▶ YOUR TASK
All of the data below must be repeated exactly.

*** AVAILABLE DATA

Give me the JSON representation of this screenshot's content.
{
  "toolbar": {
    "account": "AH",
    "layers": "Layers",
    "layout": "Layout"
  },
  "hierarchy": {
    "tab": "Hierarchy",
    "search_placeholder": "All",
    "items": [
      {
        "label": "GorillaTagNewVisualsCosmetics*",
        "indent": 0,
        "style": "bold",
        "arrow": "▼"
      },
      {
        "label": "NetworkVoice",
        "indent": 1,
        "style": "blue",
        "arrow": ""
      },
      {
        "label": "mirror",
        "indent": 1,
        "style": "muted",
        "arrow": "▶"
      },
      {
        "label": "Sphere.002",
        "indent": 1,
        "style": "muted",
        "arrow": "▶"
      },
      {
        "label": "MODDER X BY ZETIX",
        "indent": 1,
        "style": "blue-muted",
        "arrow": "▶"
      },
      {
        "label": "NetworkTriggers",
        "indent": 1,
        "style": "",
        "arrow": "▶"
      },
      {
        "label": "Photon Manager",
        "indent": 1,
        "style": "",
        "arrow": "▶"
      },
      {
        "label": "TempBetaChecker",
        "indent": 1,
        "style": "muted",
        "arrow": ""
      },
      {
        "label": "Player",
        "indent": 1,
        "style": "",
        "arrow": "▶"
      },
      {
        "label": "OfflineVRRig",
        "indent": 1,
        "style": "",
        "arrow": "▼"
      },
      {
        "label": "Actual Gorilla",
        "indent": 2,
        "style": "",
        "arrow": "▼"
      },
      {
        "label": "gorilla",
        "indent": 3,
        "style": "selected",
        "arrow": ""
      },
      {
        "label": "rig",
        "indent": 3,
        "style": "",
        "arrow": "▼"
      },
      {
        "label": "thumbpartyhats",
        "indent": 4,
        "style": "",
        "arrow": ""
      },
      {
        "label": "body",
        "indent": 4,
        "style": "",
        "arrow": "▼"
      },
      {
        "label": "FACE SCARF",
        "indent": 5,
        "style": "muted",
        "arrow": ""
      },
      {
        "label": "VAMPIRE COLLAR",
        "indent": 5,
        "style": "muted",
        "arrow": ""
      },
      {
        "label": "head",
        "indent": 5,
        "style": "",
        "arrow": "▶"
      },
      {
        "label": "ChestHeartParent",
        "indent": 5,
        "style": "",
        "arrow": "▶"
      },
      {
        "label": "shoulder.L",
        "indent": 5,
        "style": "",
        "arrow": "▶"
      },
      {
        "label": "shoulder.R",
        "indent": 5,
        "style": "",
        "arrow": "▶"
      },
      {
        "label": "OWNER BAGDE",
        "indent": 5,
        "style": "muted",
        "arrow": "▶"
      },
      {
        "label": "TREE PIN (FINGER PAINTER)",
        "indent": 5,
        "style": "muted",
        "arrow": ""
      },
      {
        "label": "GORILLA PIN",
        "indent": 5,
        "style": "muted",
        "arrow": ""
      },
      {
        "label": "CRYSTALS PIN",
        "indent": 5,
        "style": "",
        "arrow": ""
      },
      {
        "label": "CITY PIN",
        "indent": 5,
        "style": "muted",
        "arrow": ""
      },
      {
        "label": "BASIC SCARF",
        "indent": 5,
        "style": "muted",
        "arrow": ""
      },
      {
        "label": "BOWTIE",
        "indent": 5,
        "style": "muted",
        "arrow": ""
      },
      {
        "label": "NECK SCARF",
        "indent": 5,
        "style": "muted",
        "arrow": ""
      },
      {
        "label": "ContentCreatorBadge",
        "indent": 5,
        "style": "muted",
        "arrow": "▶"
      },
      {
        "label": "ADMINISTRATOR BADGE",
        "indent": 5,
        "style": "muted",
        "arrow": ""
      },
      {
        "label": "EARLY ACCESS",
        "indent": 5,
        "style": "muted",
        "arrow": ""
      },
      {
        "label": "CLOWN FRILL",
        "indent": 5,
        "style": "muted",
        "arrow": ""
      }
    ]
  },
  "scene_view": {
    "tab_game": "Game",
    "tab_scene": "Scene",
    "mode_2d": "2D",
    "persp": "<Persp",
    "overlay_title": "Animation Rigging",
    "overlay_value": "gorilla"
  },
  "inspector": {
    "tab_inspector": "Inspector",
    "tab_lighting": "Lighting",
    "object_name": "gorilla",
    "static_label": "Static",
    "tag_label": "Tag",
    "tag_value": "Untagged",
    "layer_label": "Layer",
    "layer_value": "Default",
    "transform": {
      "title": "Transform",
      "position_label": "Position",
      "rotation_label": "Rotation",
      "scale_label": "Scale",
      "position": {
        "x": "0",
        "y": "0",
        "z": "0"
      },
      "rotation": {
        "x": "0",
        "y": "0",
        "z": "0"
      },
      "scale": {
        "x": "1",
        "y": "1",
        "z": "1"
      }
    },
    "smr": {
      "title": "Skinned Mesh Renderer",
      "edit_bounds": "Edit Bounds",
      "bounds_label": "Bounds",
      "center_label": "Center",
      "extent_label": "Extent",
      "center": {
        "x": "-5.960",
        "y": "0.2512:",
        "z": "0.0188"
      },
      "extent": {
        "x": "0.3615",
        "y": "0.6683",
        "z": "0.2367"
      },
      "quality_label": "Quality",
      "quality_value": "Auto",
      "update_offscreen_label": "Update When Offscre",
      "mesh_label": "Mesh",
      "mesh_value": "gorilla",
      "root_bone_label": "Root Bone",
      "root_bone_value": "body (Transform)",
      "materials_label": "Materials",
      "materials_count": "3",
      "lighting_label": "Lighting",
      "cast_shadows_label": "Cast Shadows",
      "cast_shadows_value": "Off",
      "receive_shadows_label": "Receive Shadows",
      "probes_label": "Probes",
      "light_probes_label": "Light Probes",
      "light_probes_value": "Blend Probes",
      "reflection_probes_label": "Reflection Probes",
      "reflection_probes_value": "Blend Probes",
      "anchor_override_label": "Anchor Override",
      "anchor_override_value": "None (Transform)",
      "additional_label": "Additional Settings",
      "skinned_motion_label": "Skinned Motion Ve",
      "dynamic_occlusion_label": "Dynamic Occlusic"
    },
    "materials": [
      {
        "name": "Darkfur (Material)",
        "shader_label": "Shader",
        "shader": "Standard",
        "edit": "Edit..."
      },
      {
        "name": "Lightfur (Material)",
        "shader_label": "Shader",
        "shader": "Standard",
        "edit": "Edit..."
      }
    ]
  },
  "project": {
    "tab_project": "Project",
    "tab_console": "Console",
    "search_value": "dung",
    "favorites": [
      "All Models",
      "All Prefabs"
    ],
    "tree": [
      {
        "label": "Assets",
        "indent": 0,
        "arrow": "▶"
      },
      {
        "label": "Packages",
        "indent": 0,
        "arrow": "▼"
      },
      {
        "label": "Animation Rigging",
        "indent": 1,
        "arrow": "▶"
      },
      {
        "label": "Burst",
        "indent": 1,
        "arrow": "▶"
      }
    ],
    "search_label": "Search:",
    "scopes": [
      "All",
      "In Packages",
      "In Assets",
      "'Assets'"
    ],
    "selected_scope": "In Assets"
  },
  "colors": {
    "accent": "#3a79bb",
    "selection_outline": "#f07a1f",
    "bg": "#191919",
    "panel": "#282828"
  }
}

******

▶ THE COMPLETED TASK
Give me the JSON representation of this screenshot's content.
{
  "toolbar": {
    "account": "AH",
    "layers": "Layers",
    "layout": "Layout"
  },
  "hierarchy": {
    "tab": "Hierarchy",
    "search_placeholder": "All",
    "items": [
      {
        "label": "GorillaTagNewVisualsCosmetics*",
        "indent": 0,
        "style": "bold",
        "arrow": "▼"
      },
      {
        "label": "NetworkVoice",
        "indent": 1,
        "style": "blue",
        "arrow": ""
      },
      {
        "label": "mirror",
        "indent": 1,
        "style": "muted",
        "arrow": "▶"
      },
      {
        "label": "Sphere.002",
        "indent": 1,
        "style": "muted",
        "arrow": "▶"
      },
      {
        "label": "MODDER X BY ZETIX",
        "indent": 1,
        "style": "blue-muted",
        "arrow": "▶"
      },
      {
        "label": "NetworkTriggers",
        "indent": 1,
        "style": "",
        "arrow": "▶"
      },
      {
        "label": "Photon Manager",
        "indent": 1,
        "style": "",
        "arrow": "▶"
      },
      {
        "label": "TempBetaChecker",
        "indent": 1,
        "style": "muted",
        "arrow": ""
      },
      {
        "label": "Player",
        "indent": 1,
        "style": "",
        "arrow": "▶"
      },
      {
        "label": "OfflineVRRig",
        "indent": 1,
        "style": "",
        "arrow": "▼"
      },
      {
        "label": "Actual Gorilla",
        "indent": 2,
        "style": "",
        "arrow": "▼"
      },
      {
        "label": "gorilla",
        "indent": 3,
        "style": "selected",
        "arrow": ""
      },
      {
        "label": "rig",
        "indent": 3,
        "style": "",
        "arrow": "▼"
      },
      {
        "label": "thumbpartyhats",
        "indent": 4,
        "style": "",
        "arrow": ""
      },
      {
        "label": "body",
        "indent": 4,
        "style": "",
        "arrow": "▼"
      },
      {
        "label": "FACE SCARF",
        "indent": 5,
        "style": "muted",
        "arrow": ""
      },
      {
        "label": "VAMPIRE COLLAR",
        "indent": 5,
        "style": "muted",
        "arrow": ""
      },
      {
        "label": "head",
        "indent": 5,
        "style": "",
        "arrow": "▶"
      },
      {
        "label": "ChestHeartParent",
        "indent": 5,
        "style": "",
        "arrow": "▶"
      },
      {
        "label": "shoulder.L",
        "indent": 5,
        "style": "",
        "arrow": "▶"
      },
      {
        "label": "shoulder.R",
        "indent": 5,
        "style": "",
        "arrow": "▶"
      },
      {
        "label": "OWNER BAGDE",
        "indent": 5,
        "style": "muted",
        "arrow": "▶"
      },
      {
        "label": "TREE PIN (FINGER PAINTER)",
        "indent": 5,
        "style": "muted",
        "arrow": ""
      },
      {
        "label": "GORILLA PIN",
        "indent": 5,
        "style": "muted",
        "arrow": ""
      },
      {
        "label": "CRYSTALS PIN",
        "indent": 5,
        "style": "",
        "arrow": ""
      },
      {
        "label": "CITY PIN",
        "indent": 5,
        "style": "muted",
        "arrow": ""
      },
      {
        "label": "BASIC SCARF",
        "indent": 5,
        "style": "muted",
        "arrow": ""
      },
      {
        "label": "BOWTIE",
        "indent": 5,
        "style": "muted",
        "arrow": ""
      },
      {
        "label": "NECK SCARF",
        "indent": 5,
        "style": "muted",
        "arrow": ""
      },
      {
        "label": "ContentCreatorBadge",
        "indent": 5,
        "style": "muted",
        "arrow": "▶"
      },
      {
        "label": "ADMINISTRATOR BADGE",
        "indent": 5,
        "style": "muted",
        "arrow": ""
      },
      {
        "label": "EARLY ACCESS",
        "indent": 5,
        "style": "muted",
        "arrow": ""
      },
      {
        "label": "CLOWN FRILL",
        "indent": 5,
        "style": "muted",
        "arrow": ""
      }
    ]
  },
  "scene_view": {
    "tab_game": "Game",
    "tab_scene": "Scene",
    "mode_2d": "2D",
    "persp": "<Persp",
    "overlay_title": "Animation Rigging",
    "overlay_value": "gorilla"
  },
  "inspector": {
    "tab_inspector": "Inspector",
    "tab_lighting": "Lighting",
    "object_name": "gorilla",
    "static_label": "Static",
    "tag_label": "Tag",
    "tag_value": "Untagged",
    "layer_label": "Layer",
    "layer_value": "Default",
    "transform": {
      "title": "Transform",
      "position_label": "Position",
      "rotation_label": "Rotation",
      "scale_label": "Scale",
      "position": {
        "x": "0",
        "y": "0",
        "z": "0"
      },
      "rotation": {
        "x": "0",
        "y": "0",
        "z": "0"
      },
      "scale": {
        "x": "1",
        "y": "1",
        "z": "1"
      }
    },
    "smr": {
      "title": "Skinned Mesh Renderer",
      "edit_bounds": "Edit Bounds",
      "bounds_label": "Bounds",
      "center_label": "Center",
      "extent_label": "Extent",
      "center": {
        "x": "-5.960",
        "y": "0.2512:",
        "z": "0.0188"
      },
      "extent": {
        "x": "0.3615",
        "y": "0.6683",
        "z": "0.2367"
      },
      "quality_label": "Quality",
      "quality_value": "Auto",
      "update_offscreen_label": "Update When Offscre",
      "mesh_label": "Mesh",
      "mesh_value": "gorilla",
      "root_bone_label": "Root Bone",
      "root_bone_value": "body (Transform)",
      "materials_label": "Materials",
      "materials_count": "3",
      "lighting_label": "Lighting",
      "cast_shadows_label": "Cast Shadows",
      "cast_shadows_value": "Off",
      "receive_shadows_label": "Receive Shadows",
      "probes_label": "Probes",
      "light_probes_label": "Light Probes",
      "light_probes_value": "Blend Probes",
      "reflection_probes_label": "Reflection Probes",
      "reflection_probes_value": "Blend Probes",
      "anchor_override_label": "Anchor Override",
      "anchor_override_value": "None (Transform)",
      "additional_label": "Additional Settings",
      "skinned_motion_label": "Skinned Motion Ve",
      "dynamic_occlusion_label": "Dynamic Occlusic"
    },
    "materials": [
      {
        "name": "Darkfur (Material)",
        "shader_label": "Shader",
        "shader": "Standard",
        "edit": "Edit..."
      },
      {
        "name": "Lightfur (Material)",
        "shader_label": "Shader",
        "shader": "Standard",
        "edit": "Edit..."
      }
    ]
  },
  "project": {
    "tab_project": "Project",
    "tab_console": "Console",
    "search_value": "dung",
    "favorites": [
      "All Models",
      "All Prefabs"
    ],
    "tree": [
      {
        "label": "Assets",
        "indent": 0,
        "arrow": "▶"
      },
      {
        "label": "Packages",
        "indent": 0,
        "arrow": "▼"
      },
      {
        "label": "Animation Rigging",
        "indent": 1,
        "arrow": "▶"
      },
      {
        "label": "Burst",
        "indent": 1,
        "arrow": "▶"
      }
    ],
    "search_label": "Search:",
    "scopes": [
      "All",
      "In Packages",
      "In Assets",
      "'Assets'"
    ],
    "selected_scope": "In Assets"
  },
  "colors": {
    "accent": "#3a79bb",
    "selection_outline": "#f07a1f",
    "bg": "#191919",
    "panel": "#282828"
  }
}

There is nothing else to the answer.